INSTRUCTION: Print out the material that follows word for word.

RECORDS FOR THE EXERCISE:
□ □ □ □
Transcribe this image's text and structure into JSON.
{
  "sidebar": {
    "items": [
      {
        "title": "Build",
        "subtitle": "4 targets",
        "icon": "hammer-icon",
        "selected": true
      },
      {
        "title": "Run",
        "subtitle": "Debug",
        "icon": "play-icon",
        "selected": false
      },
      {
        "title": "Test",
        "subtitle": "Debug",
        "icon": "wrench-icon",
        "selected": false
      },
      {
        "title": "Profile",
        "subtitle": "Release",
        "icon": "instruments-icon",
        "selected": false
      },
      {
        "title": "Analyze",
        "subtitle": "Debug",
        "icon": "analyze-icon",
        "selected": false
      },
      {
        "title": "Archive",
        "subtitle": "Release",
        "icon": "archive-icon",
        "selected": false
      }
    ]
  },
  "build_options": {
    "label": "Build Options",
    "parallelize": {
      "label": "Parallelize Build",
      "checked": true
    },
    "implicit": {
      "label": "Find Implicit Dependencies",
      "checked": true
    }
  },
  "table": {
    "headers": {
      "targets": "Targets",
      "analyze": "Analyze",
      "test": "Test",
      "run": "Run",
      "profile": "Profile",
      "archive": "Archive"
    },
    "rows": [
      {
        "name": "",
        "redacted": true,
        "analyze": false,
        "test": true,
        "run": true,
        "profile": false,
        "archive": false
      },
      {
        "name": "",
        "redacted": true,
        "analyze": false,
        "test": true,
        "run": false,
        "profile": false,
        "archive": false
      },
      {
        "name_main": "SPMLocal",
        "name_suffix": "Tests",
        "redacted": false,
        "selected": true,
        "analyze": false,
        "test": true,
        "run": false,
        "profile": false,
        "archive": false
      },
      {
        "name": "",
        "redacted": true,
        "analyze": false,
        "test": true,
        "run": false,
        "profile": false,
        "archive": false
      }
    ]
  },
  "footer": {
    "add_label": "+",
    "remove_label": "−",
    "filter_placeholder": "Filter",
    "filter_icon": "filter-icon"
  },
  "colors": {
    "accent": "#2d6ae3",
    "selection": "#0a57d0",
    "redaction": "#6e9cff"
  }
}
□ □ □ □
RESPONSE:
Transcribe this image's text and structure into JSON.
{
  "sidebar": {
    "items": [
      {
        "title": "Build",
        "subtitle": "4 targets",
        "icon": "hammer-icon",
        "selected": true
      },
      {
        "title": "Run",
        "subtitle": "Debug",
        "icon": "play-icon",
        "selected": false
      },
      {
        "title": "Test",
        "subtitle": "Debug",
        "icon": "wrench-icon",
        "selected": false
      },
      {
        "title": "Profile",
        "subtitle": "Release",
        "icon": "instruments-icon",
        "selected": false
      },
      {
        "title": "Analyze",
        "subtitle": "Debug",
        "icon": "analyze-icon",
        "selected": false
      },
      {
        "title": "Archive",
        "subtitle": "Release",
        "icon": "archive-icon",
        "selected": false
      }
    ]
  },
  "build_options": {
    "label": "Build Options",
    "parallelize": {
      "label": "Parallelize Build",
      "checked": true
    },
    "implicit": {
      "label": "Find Implicit Dependencies",
      "checked": true
    }
  },
  "table": {
    "headers": {
      "targets": "Targets",
      "analyze": "Analyze",
      "test": "Test",
      "run": "Run",
      "profile": "Profile",
      "archive": "Archive"
    },
    "rows": [
      {
        "name": "",
        "redacted": true,
        "analyze": false,
        "test": true,
        "run": true,
        "profile": false,
        "archive": false
      },
      {
        "name": "",
        "redacted": true,
        "analyze": false,
        "test": true,
        "run": false,
        "profile": false,
        "archive": false
      },
      {
        "name_main": "SPMLocal",
        "name_suffix": "Tests",
        "redacted": false,
        "selected": true,
        "analyze": false,
        "test": true,
        "run": false,
        "profile": false,
        "archive": false
      },
      {
        "name": "",
        "redacted": true,
        "analyze": false,
        "test": true,
        "run": false,
        "profile": false,
        "archive": false
      }
    ]
  },
  "footer": {
    "add_label": "+",
    "remove_label": "−",
    "filter_placeholder": "Filter",
    "filter_icon": "filter-icon"
  },
  "colors": {
    "accent": "#2d6ae3",
    "selection": "#0a57d0",
    "redaction": "#6e9cff"
  }
}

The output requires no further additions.